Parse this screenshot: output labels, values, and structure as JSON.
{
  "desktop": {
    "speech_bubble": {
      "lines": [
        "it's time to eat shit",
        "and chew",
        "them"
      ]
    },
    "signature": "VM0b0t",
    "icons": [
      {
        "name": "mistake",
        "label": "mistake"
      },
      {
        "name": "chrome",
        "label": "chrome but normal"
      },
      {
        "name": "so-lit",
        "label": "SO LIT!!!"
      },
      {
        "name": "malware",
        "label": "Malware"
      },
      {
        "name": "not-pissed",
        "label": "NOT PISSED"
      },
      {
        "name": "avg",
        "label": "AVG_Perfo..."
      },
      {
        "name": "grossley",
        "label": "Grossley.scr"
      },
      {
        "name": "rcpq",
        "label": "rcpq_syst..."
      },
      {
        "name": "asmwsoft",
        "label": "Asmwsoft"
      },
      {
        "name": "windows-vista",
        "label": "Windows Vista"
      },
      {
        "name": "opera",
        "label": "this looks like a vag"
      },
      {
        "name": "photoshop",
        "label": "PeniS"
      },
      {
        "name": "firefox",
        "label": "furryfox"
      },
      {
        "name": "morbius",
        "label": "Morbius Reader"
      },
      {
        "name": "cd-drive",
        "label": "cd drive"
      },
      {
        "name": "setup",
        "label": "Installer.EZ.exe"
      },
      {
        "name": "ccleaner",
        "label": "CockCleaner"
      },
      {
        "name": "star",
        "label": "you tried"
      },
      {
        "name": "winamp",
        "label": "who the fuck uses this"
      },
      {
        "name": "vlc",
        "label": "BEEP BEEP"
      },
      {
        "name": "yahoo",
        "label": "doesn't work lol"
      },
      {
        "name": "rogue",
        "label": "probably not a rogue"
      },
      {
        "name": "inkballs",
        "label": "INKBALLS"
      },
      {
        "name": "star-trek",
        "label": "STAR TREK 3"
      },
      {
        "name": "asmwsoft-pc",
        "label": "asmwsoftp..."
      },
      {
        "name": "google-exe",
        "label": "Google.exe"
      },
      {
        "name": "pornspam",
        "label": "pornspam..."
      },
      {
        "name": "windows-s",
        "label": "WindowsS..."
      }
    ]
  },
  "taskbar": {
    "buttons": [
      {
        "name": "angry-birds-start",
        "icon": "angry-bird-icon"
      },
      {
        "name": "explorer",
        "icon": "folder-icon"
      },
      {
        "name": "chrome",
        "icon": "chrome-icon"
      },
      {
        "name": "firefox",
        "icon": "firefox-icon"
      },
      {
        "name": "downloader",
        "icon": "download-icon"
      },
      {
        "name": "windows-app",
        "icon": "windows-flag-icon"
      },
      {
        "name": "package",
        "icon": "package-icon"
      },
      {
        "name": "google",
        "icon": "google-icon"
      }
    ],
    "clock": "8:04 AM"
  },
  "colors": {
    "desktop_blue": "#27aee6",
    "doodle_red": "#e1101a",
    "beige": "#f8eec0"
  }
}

### Goal of the exercise
Copy out every line from the data above that has "this" in it.

### The response
Parse this screenshot: output labels, values, and structure as JSON.
        "label": "this looks like a vag"
        "label": "who the fuck uses this"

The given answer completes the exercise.